▶ **EXERCISE**:
Write out the listing below again, precisely as it is given.

** begin INFORMATION SHOWN **

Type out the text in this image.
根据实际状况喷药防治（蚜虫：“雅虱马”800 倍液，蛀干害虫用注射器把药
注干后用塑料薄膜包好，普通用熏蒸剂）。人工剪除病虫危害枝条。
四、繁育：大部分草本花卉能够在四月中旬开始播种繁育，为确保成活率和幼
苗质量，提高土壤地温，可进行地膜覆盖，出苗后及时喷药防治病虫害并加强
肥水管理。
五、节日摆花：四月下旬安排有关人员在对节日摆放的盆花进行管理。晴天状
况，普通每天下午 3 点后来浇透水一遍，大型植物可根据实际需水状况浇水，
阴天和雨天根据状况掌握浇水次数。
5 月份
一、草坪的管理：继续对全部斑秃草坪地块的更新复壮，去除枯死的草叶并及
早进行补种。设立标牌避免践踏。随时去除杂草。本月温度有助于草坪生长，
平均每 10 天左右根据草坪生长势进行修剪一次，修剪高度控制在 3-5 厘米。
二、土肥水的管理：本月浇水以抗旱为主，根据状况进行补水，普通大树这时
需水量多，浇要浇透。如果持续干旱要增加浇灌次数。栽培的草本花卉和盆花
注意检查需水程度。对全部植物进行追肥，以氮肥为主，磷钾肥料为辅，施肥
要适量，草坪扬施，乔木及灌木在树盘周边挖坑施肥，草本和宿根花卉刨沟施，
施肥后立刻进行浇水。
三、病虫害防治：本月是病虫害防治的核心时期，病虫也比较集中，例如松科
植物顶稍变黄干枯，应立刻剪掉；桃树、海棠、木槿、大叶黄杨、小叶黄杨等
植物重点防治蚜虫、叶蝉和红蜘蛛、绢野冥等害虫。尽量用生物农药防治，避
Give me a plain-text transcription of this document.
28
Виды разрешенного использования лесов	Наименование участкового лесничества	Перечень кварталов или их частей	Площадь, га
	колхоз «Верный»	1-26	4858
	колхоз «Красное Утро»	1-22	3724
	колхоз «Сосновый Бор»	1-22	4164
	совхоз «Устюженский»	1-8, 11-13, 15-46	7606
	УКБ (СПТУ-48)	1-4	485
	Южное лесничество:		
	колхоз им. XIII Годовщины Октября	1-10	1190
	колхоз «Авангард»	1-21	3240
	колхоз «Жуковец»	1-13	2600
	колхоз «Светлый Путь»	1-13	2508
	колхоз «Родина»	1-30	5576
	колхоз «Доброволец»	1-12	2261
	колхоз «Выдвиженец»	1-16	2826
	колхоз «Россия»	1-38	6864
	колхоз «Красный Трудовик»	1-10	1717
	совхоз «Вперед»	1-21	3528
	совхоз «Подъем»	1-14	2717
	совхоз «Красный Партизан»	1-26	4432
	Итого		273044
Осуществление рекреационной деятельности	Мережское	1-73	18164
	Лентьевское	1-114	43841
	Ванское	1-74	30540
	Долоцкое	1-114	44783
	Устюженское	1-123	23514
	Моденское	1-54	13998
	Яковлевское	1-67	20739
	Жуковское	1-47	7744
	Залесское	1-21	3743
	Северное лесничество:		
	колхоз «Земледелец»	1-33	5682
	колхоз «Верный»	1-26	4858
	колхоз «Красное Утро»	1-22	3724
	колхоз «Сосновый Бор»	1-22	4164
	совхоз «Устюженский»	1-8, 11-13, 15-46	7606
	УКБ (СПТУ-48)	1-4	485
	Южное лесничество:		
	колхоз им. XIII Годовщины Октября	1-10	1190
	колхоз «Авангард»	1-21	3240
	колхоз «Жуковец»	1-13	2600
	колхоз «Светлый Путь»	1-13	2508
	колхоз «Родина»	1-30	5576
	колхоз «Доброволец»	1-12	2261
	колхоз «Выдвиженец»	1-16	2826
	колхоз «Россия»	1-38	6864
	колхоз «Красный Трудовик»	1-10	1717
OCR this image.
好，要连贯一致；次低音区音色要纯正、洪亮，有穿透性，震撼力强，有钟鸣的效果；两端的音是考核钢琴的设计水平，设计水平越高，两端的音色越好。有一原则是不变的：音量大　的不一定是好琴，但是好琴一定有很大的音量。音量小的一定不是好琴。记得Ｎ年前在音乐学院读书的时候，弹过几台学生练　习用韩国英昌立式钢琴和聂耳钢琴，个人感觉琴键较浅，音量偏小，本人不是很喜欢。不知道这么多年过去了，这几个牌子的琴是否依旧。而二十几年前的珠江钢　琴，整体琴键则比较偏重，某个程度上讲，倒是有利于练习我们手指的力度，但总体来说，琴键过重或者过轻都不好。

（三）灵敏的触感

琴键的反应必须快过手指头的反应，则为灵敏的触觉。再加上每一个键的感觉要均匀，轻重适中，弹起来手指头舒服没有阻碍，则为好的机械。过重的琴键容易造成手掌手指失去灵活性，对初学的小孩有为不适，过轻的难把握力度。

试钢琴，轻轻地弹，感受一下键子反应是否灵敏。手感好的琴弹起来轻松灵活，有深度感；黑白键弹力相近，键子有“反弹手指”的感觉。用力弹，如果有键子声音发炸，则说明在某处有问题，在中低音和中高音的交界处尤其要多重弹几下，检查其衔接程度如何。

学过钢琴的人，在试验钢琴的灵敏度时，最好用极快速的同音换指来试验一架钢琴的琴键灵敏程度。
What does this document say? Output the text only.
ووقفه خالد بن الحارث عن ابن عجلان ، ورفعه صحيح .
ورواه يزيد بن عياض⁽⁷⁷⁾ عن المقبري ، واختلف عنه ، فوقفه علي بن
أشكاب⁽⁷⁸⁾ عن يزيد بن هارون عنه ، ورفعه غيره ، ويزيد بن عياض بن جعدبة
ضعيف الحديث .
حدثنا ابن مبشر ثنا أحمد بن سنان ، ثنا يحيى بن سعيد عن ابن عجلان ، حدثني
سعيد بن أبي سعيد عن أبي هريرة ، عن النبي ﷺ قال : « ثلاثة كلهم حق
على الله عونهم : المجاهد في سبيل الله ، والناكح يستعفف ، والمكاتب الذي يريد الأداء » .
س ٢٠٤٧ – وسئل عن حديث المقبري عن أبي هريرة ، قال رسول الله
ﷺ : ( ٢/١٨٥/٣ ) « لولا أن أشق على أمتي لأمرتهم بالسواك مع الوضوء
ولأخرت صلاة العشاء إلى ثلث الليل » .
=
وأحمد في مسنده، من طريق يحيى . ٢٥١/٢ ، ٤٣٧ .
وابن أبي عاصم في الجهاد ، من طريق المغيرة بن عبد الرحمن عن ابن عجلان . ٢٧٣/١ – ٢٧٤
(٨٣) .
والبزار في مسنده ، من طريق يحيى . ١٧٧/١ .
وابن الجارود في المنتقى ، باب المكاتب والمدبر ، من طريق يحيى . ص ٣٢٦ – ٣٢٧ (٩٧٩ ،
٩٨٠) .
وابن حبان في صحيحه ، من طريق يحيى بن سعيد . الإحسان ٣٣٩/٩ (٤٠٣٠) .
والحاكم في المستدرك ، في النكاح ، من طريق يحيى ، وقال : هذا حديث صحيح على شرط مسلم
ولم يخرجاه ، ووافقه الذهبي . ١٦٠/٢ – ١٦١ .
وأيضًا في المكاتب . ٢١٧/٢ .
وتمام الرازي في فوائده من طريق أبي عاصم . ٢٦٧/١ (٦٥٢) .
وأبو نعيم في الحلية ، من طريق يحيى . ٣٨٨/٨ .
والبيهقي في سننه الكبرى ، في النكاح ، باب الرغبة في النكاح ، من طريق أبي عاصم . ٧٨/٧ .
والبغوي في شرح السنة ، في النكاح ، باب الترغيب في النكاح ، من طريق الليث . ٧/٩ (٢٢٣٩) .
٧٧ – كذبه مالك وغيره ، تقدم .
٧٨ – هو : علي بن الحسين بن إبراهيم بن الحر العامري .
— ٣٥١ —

** end INFORMATION SHOWN **

▶ **WRITTEN REPLY**:
Type out the text in this image.
根据实际状况喷药防治（蚜虫：“雅虱马”800 倍液，蛀干害虫用注射器把药
注干后用塑料薄膜包好，普通用熏蒸剂）。人工剪除病虫危害枝条。
四、繁育：大部分草本花卉能够在四月中旬开始播种繁育，为确保成活率和幼
苗质量，提高土壤地温，可进行地膜覆盖，出苗后及时喷药防治病虫害并加强
肥水管理。
五、节日摆花：四月下旬安排有关人员在对节日摆放的盆花进行管理。晴天状
况，普通每天下午 3 点后来浇透水一遍，大型植物可根据实际需水状况浇水，
阴天和雨天根据状况掌握浇水次数。
5 月份
一、草坪的管理：继续对全部斑秃草坪地块的更新复壮，去除枯死的草叶并及
早进行补种。设立标牌避免践踏。随时去除杂草。本月温度有助于草坪生长，
平均每 10 天左右根据草坪生长势进行修剪一次，修剪高度控制在 3-5 厘米。
二、土肥水的管理：本月浇水以抗旱为主，根据状况进行补水，普通大树这时
需水量多，浇要浇透。如果持续干旱要增加浇灌次数。栽培的草本花卉和盆花
注意检查需水程度。对全部植物进行追肥，以氮肥为主，磷钾肥料为辅，施肥
要适量，草坪扬施，乔木及灌木在树盘周边挖坑施肥，草本和宿根花卉刨沟施，
施肥后立刻进行浇水。
三、病虫害防治：本月是病虫害防治的核心时期，病虫也比较集中，例如松科
植物顶稍变黄干枯，应立刻剪掉；桃树、海棠、木槿、大叶黄杨、小叶黄杨等
植物重点防治蚜虫、叶蝉和红蜘蛛、绢野冥等害虫。尽量用生物农药防治，避
Give me a plain-text transcription of this document.
28
Виды разрешенного использования лесов	Наименование участкового лесничества	Перечень кварталов или их частей	Площадь, га
	колхоз «Верный»	1-26	4858
	колхоз «Красное Утро»	1-22	3724
	колхоз «Сосновый Бор»	1-22	4164
	совхоз «Устюженский»	1-8, 11-13, 15-46	7606
	УКБ (СПТУ-48)	1-4	485
	Южное лесничество:		
	колхоз им. XIII Годовщины Октября	1-10	1190
	колхоз «Авангард»	1-21	3240
	колхоз «Жуковец»	1-13	2600
	колхоз «Светлый Путь»	1-13	2508
	колхоз «Родина»	1-30	5576
	колхоз «Доброволец»	1-12	2261
	колхоз «Выдвиженец»	1-16	2826
	колхоз «Россия»	1-38	6864
	колхоз «Красный Трудовик»	1-10	1717
	совхоз «Вперед»	1-21	3528
	совхоз «Подъем»	1-14	2717
	совхоз «Красный Партизан»	1-26	4432
	Итого		273044
Осуществление рекреационной деятельности	Мережское	1-73	18164
	Лентьевское	1-114	43841
	Ванское	1-74	30540
	Долоцкое	1-114	44783
	Устюженское	1-123	23514
	Моденское	1-54	13998
	Яковлевское	1-67	20739
	Жуковское	1-47	7744
	Залесское	1-21	3743
	Северное лесничество:		
	колхоз «Земледелец»	1-33	5682
	колхоз «Верный»	1-26	4858
	колхоз «Красное Утро»	1-22	3724
	колхоз «Сосновый Бор»	1-22	4164
	совхоз «Устюженский»	1-8, 11-13, 15-46	7606
	УКБ (СПТУ-48)	1-4	485
	Южное лесничество:		
	колхоз им. XIII Годовщины Октября	1-10	1190
	колхоз «Авангард»	1-21	3240
	колхоз «Жуковец»	1-13	2600
	колхоз «Светлый Путь»	1-13	2508
	колхоз «Родина»	1-30	5576
	колхоз «Доброволец»	1-12	2261
	колхоз «Выдвиженец»	1-16	2826
	колхоз «Россия»	1-38	6864
	колхоз «Красный Трудовик»	1-10	1717
OCR this image.
好，要连贯一致；次低音区音色要纯正、洪亮，有穿透性，震撼力强，有钟鸣的效果；两端的音是考核钢琴的设计水平，设计水平越高，两端的音色越好。有一原则是不变的：音量大　的不一定是好琴，但是好琴一定有很大的音量。音量小的一定不是好琴。记得Ｎ年前在音乐学院读书的时候，弹过几台学生练　习用韩国英昌立式钢琴和聂耳钢琴，个人感觉琴键较浅，音量偏小，本人不是很喜欢。不知道这么多年过去了，这几个牌子的琴是否依旧。而二十几年前的珠江钢　琴，整体琴键则比较偏重，某个程度上讲，倒是有利于练习我们手指的力度，但总体来说，琴键过重或者过轻都不好。

（三）灵敏的触感

琴键的反应必须快过手指头的反应，则为灵敏的触觉。再加上每一个键的感觉要均匀，轻重适中，弹起来手指头舒服没有阻碍，则为好的机械。过重的琴键容易造成手掌手指失去灵活性，对初学的小孩有为不适，过轻的难把握力度。

试钢琴，轻轻地弹，感受一下键子反应是否灵敏。手感好的琴弹起来轻松灵活，有深度感；黑白键弹力相近，键子有“反弹手指”的感觉。用力弹，如果有键子声音发炸，则说明在某处有问题，在中低音和中高音的交界处尤其要多重弹几下，检查其衔接程度如何。

学过钢琴的人，在试验钢琴的灵敏度时，最好用极快速的同音换指来试验一架钢琴的琴键灵敏程度。
What does this document say? Output the text only.
ووقفه خالد بن الحارث عن ابن عجلان ، ورفعه صحيح .
ورواه يزيد بن عياض⁽⁷⁷⁾ عن المقبري ، واختلف عنه ، فوقفه علي بن
أشكاب⁽⁷⁸⁾ عن يزيد بن هارون عنه ، ورفعه غيره ، ويزيد بن عياض بن جعدبة
ضعيف الحديث .
حدثنا ابن مبشر ثنا أحمد بن سنان ، ثنا يحيى بن سعيد عن ابن عجلان ، حدثني
سعيد بن أبي سعيد عن أبي هريرة ، عن النبي ﷺ قال : « ثلاثة كلهم حق
على الله عونهم : المجاهد في سبيل الله ، والناكح يستعفف ، والمكاتب الذي يريد الأداء » .
س ٢٠٤٧ – وسئل عن حديث المقبري عن أبي هريرة ، قال رسول الله
ﷺ : ( ٢/١٨٥/٣ ) « لولا أن أشق على أمتي لأمرتهم بالسواك مع الوضوء
ولأخرت صلاة العشاء إلى ثلث الليل » .
=
وأحمد في مسنده، من طريق يحيى . ٢٥١/٢ ، ٤٣٧ .
وابن أبي عاصم في الجهاد ، من طريق المغيرة بن عبد الرحمن عن ابن عجلان . ٢٧٣/١ – ٢٧٤
(٨٣) .
والبزار في مسنده ، من طريق يحيى . ١٧٧/١ .
وابن الجارود في المنتقى ، باب المكاتب والمدبر ، من طريق يحيى . ص ٣٢٦ – ٣٢٧ (٩٧٩ ،
٩٨٠) .
وابن حبان في صحيحه ، من طريق يحيى بن سعيد . الإحسان ٣٣٩/٩ (٤٠٣٠) .
والحاكم في المستدرك ، في النكاح ، من طريق يحيى ، وقال : هذا حديث صحيح على شرط مسلم
ولم يخرجاه ، ووافقه الذهبي . ١٦٠/٢ – ١٦١ .
وأيضًا في المكاتب . ٢١٧/٢ .
وتمام الرازي في فوائده من طريق أبي عاصم . ٢٦٧/١ (٦٥٢) .
وأبو نعيم في الحلية ، من طريق يحيى . ٣٨٨/٨ .
والبيهقي في سننه الكبرى ، في النكاح ، باب الرغبة في النكاح ، من طريق أبي عاصم . ٧٨/٧ .
والبغوي في شرح السنة ، في النكاح ، باب الترغيب في النكاح ، من طريق الليث . ٧/٩ (٢٢٣٩) .
٧٧ – كذبه مالك وغيره ، تقدم .
٧٨ – هو : علي بن الحسين بن إبراهيم بن الحر العامري .
— ٣٥١ —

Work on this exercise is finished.